-- Required task --
Turn the lines below into a numbered list with blank lines dropped, and leave out the pictures.

-- Provided material --
--------------------
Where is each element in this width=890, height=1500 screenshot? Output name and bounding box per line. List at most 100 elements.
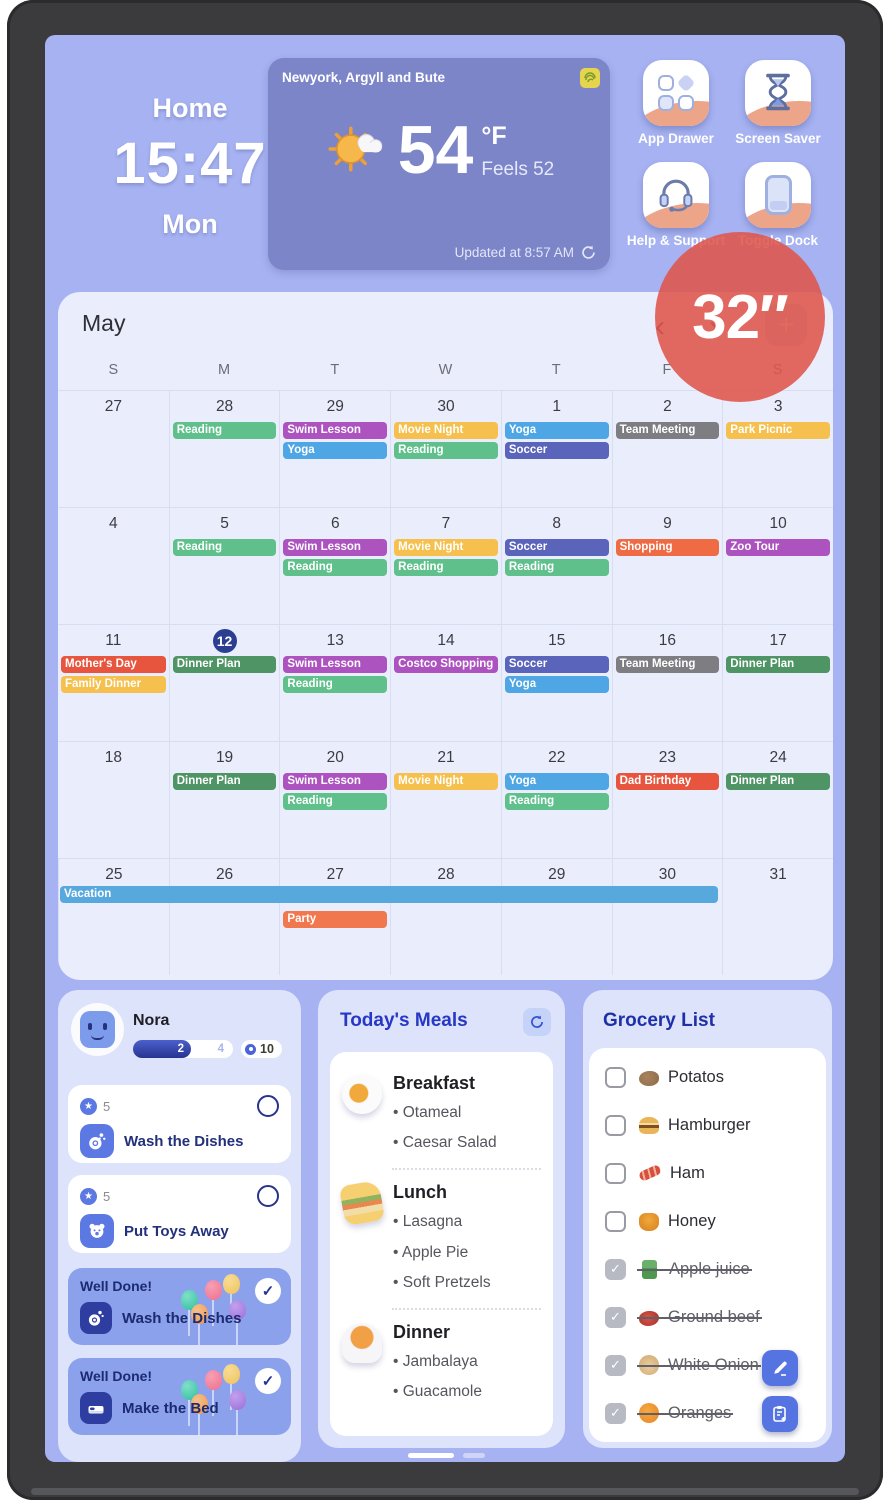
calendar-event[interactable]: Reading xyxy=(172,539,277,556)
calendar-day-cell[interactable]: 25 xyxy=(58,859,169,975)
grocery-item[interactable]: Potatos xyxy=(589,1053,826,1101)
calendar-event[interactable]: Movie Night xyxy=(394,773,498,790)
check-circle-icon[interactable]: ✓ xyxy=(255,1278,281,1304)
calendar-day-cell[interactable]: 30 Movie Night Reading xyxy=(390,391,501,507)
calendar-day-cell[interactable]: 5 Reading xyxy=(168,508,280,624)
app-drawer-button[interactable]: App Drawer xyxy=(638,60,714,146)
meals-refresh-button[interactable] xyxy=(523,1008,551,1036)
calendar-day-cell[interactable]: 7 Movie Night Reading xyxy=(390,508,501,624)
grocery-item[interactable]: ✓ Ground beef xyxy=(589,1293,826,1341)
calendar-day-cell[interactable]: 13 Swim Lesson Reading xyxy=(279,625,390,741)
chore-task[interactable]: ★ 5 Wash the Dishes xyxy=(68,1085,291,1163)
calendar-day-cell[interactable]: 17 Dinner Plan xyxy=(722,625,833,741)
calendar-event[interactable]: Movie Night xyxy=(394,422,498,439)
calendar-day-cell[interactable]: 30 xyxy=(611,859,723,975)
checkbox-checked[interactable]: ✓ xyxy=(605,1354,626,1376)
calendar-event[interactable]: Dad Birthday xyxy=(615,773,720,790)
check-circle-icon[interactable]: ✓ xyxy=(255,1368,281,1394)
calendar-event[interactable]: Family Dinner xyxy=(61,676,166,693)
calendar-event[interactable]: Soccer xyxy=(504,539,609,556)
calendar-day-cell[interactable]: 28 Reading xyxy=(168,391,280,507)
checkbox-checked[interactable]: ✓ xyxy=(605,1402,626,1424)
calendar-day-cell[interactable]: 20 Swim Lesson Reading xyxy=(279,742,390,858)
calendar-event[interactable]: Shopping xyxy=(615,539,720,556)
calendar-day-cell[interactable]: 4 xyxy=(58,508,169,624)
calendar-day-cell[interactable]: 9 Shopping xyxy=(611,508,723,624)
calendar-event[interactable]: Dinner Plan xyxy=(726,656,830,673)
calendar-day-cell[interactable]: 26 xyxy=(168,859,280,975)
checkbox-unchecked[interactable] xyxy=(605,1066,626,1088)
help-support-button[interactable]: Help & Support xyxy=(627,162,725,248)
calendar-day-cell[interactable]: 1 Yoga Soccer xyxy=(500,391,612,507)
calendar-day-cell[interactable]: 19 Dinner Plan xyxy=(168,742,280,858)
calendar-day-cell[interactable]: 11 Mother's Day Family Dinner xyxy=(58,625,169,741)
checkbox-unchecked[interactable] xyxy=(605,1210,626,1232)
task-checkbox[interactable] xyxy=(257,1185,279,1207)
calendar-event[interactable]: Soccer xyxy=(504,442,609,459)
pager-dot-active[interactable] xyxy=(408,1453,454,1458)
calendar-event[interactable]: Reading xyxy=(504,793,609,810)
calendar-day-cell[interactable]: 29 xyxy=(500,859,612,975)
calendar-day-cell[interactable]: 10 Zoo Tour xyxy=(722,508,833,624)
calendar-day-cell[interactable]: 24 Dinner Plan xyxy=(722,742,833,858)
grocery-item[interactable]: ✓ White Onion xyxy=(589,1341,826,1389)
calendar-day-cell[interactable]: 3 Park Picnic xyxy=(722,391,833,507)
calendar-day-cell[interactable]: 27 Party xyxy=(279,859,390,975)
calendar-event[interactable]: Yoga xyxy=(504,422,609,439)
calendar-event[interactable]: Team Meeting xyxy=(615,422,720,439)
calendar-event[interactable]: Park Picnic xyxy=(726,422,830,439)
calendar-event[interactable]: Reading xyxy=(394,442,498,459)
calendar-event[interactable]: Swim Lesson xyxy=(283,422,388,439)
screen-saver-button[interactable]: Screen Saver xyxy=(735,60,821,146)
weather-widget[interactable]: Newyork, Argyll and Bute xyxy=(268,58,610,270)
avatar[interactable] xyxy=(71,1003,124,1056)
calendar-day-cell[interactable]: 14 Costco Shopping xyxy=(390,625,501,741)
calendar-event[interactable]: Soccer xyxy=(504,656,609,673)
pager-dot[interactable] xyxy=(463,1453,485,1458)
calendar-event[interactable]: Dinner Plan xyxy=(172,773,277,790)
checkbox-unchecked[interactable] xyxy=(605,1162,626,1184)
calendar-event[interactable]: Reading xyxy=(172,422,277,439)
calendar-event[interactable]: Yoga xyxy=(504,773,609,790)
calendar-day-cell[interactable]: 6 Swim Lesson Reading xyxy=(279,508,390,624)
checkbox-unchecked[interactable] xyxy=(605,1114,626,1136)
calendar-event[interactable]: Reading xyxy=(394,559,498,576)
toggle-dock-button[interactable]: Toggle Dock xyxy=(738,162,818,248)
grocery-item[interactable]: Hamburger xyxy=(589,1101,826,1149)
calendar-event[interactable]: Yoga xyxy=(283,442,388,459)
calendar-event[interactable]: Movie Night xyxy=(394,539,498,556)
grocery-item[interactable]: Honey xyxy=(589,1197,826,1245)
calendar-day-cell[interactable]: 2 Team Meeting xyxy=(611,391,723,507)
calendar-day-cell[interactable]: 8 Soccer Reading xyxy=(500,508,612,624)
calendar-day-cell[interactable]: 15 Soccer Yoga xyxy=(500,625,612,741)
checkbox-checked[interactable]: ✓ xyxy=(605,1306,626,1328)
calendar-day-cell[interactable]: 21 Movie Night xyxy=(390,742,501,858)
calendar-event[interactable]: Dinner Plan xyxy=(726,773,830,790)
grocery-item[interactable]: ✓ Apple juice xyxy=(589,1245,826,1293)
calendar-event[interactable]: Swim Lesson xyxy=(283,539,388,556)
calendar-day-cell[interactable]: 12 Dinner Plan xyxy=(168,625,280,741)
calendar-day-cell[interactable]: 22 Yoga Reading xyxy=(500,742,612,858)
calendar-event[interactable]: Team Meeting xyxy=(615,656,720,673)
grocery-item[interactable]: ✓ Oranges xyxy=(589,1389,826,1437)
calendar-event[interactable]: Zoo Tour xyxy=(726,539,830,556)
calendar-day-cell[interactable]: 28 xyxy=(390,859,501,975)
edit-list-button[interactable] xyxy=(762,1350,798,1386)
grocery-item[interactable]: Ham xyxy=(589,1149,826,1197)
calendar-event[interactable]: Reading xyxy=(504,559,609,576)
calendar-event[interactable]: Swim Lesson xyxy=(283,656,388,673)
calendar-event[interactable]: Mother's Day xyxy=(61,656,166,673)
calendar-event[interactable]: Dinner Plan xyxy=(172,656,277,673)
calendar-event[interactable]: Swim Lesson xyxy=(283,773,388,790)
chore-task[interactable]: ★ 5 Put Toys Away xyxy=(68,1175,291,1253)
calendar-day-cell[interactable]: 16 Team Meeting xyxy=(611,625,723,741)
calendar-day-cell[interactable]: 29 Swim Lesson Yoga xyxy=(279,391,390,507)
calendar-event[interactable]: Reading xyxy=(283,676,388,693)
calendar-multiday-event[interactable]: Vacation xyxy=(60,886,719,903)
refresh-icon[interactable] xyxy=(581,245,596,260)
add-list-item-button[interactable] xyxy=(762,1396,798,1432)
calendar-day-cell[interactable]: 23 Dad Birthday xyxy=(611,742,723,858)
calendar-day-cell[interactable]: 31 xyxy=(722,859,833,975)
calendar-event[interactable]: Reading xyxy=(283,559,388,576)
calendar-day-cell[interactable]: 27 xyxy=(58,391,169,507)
--------------------
-- Exercise response --
1. Where is each element in this width=890, height=1500 screenshot? Output name and bounding box per line. List at most 100 elements.
2. calendar-event[interactable]: Reading xyxy=(172,539,277,556)
3. calendar-day-cell[interactable]: 25 xyxy=(58,859,169,975)
4. grocery-item[interactable]: Potatos xyxy=(589,1053,826,1101)
5. calendar-event[interactable]: Movie Night xyxy=(394,773,498,790)
6. check-circle-icon[interactable]: ✓ xyxy=(255,1278,281,1304)
7. calendar-day-cell[interactable]: 30 Movie Night Reading xyxy=(390,391,501,507)
8. calendar-day-cell[interactable]: 5 Reading xyxy=(168,508,280,624)
9. app-drawer-button[interactable]: App Drawer xyxy=(638,60,714,146)
10. meals-refresh-button[interactable] xyxy=(523,1008,551,1036)
11. calendar-day-cell[interactable]: 7 Movie Night Reading xyxy=(390,508,501,624)
12. grocery-item[interactable]: ✓ Ground beef xyxy=(589,1293,826,1341)
13. calendar-day-cell[interactable]: 13 Swim Lesson Reading xyxy=(279,625,390,741)
14. chore-task[interactable]: ★ 5 Wash the Dishes xyxy=(68,1085,291,1163)
15. calendar-day-cell[interactable]: 17 Dinner Plan xyxy=(722,625,833,741)
16. calendar-event[interactable]: Movie Night xyxy=(394,422,498,439)
17. calendar-day-cell[interactable]: 30 xyxy=(611,859,723,975)
18. checkbox-checked[interactable]: ✓ xyxy=(605,1354,626,1376)
19. calendar-event[interactable]: Dad Birthday xyxy=(615,773,720,790)
20. check-circle-icon[interactable]: ✓ xyxy=(255,1368,281,1394)
21. calendar-event[interactable]: Family Dinner xyxy=(61,676,166,693)
22. calendar-event[interactable]: Soccer xyxy=(504,539,609,556)
23. calendar-day-cell[interactable]: 28 Reading xyxy=(168,391,280,507)
24. checkbox-checked[interactable]: ✓ xyxy=(605,1402,626,1424)
25. calendar-day-cell[interactable]: 20 Swim Lesson Reading xyxy=(279,742,390,858)
26. calendar-event[interactable]: Shopping xyxy=(615,539,720,556)
27. calendar-day-cell[interactable]: 4 xyxy=(58,508,169,624)
28. calendar-day-cell[interactable]: 9 Shopping xyxy=(611,508,723,624)
29. calendar-event[interactable]: Dinner Plan xyxy=(726,656,830,673)
30. calendar-day-cell[interactable]: 26 xyxy=(168,859,280,975)
31. checkbox-unchecked[interactable] xyxy=(605,1066,626,1088)
32. help-support-button[interactable]: Help & Support xyxy=(627,162,725,248)
33. calendar-day-cell[interactable]: 1 Yoga Soccer xyxy=(500,391,612,507)
34. calendar-day-cell[interactable]: 19 Dinner Plan xyxy=(168,742,280,858)
35. calendar-day-cell[interactable]: 11 Mother's Day Family Dinner xyxy=(58,625,169,741)
36. checkbox-unchecked[interactable] xyxy=(605,1210,626,1232)
37. task-checkbox[interactable] xyxy=(257,1185,279,1207)
38. calendar-event[interactable]: Soccer xyxy=(504,442,609,459)
39. pager-dot-active[interactable] xyxy=(408,1453,454,1458)
40. calendar-event[interactable]: Reading xyxy=(504,793,609,810)
41. calendar-day-cell[interactable]: 29 xyxy=(500,859,612,975)
42. calendar-day-cell[interactable]: 10 Zoo Tour xyxy=(722,508,833,624)
43. calendar-day-cell[interactable]: 24 Dinner Plan xyxy=(722,742,833,858)
44. grocery-item[interactable]: ✓ White Onion xyxy=(589,1341,826,1389)
45. calendar-day-cell[interactable]: 3 Park Picnic xyxy=(722,391,833,507)
46. calendar-day-cell[interactable]: 27 Party xyxy=(279,859,390,975)
47. calendar-event[interactable]: Yoga xyxy=(504,422,609,439)
48. calendar-event[interactable]: Team Meeting xyxy=(615,422,720,439)
49. calendar-event[interactable]: Park Picnic xyxy=(726,422,830,439)
50. calendar-event[interactable]: Reading xyxy=(394,442,498,459)
51. calendar-event[interactable]: Swim Lesson xyxy=(283,422,388,439)
52. screen-saver-button[interactable]: Screen Saver xyxy=(735,60,821,146)
53. weather-widget[interactable]: Newyork, Argyll and Bute xyxy=(268,58,610,270)
54. avatar[interactable] xyxy=(71,1003,124,1056)
55. calendar-day-cell[interactable]: 14 Costco Shopping xyxy=(390,625,501,741)
56. calendar-event[interactable]: Soccer xyxy=(504,656,609,673)
57. pager-dot[interactable] xyxy=(463,1453,485,1458)
58. calendar-event[interactable]: Dinner Plan xyxy=(172,773,277,790)
59. checkbox-unchecked[interactable] xyxy=(605,1162,626,1184)
60. calendar-event[interactable]: Reading xyxy=(172,422,277,439)
61. calendar-event[interactable]: Yoga xyxy=(504,773,609,790)
62. calendar-day-cell[interactable]: 6 Swim Lesson Reading xyxy=(279,508,390,624)
63. checkbox-unchecked[interactable] xyxy=(605,1114,626,1136)
64. calendar-event[interactable]: Reading xyxy=(394,559,498,576)
65. toggle-dock-button[interactable]: Toggle Dock xyxy=(738,162,818,248)
66. grocery-item[interactable]: Hamburger xyxy=(589,1101,826,1149)
67. calendar-event[interactable]: Yoga xyxy=(283,442,388,459)
68. calendar-event[interactable]: Movie Night xyxy=(394,539,498,556)
69. grocery-item[interactable]: Honey xyxy=(589,1197,826,1245)
70. calendar-day-cell[interactable]: 2 Team Meeting xyxy=(611,391,723,507)
71. calendar-day-cell[interactable]: 8 Soccer Reading xyxy=(500,508,612,624)
72. calendar-day-cell[interactable]: 15 Soccer Yoga xyxy=(500,625,612,741)
73. checkbox-checked[interactable]: ✓ xyxy=(605,1306,626,1328)
74. calendar-day-cell[interactable]: 21 Movie Night xyxy=(390,742,501,858)
75. calendar-event[interactable]: Dinner Plan xyxy=(726,773,830,790)
76. grocery-item[interactable]: ✓ Apple juice xyxy=(589,1245,826,1293)
77. calendar-event[interactable]: Swim Lesson xyxy=(283,539,388,556)
78. calendar-day-cell[interactable]: 12 Dinner Plan xyxy=(168,625,280,741)
79. calendar-day-cell[interactable]: 22 Yoga Reading xyxy=(500,742,612,858)
80. calendar-event[interactable]: Team Meeting xyxy=(615,656,720,673)
81. grocery-item[interactable]: ✓ Oranges xyxy=(589,1389,826,1437)
82. calendar-event[interactable]: Zoo Tour xyxy=(726,539,830,556)
83. calendar-day-cell[interactable]: 28 xyxy=(390,859,501,975)
84. edit-list-button[interactable] xyxy=(762,1350,798,1386)
85. grocery-item[interactable]: Ham xyxy=(589,1149,826,1197)
86. calendar-event[interactable]: Reading xyxy=(504,559,609,576)
87. calendar-event[interactable]: Swim Lesson xyxy=(283,656,388,673)
88. calendar-event[interactable]: Mother's Day xyxy=(61,656,166,673)
89. calendar-event[interactable]: Dinner Plan xyxy=(172,656,277,673)
90. calendar-event[interactable]: Swim Lesson xyxy=(283,773,388,790)
91. chore-task[interactable]: ★ 5 Put Toys Away xyxy=(68,1175,291,1253)
92. calendar-day-cell[interactable]: 16 Team Meeting xyxy=(611,625,723,741)
93. calendar-day-cell[interactable]: 29 Swim Lesson Yoga xyxy=(279,391,390,507)
94. calendar-event[interactable]: Reading xyxy=(283,676,388,693)
95. calendar-multiday-event[interactable]: Vacation xyxy=(60,886,719,903)
96. refresh-icon[interactable] xyxy=(581,245,596,260)
97. add-list-item-button[interactable] xyxy=(762,1396,798,1432)
98. calendar-day-cell[interactable]: 23 Dad Birthday xyxy=(611,742,723,858)
99. calendar-day-cell[interactable]: 31 xyxy=(722,859,833,975)
100. calendar-event[interactable]: Reading xyxy=(283,559,388,576)
101. calendar-day-cell[interactable]: 27 xyxy=(58,391,169,507)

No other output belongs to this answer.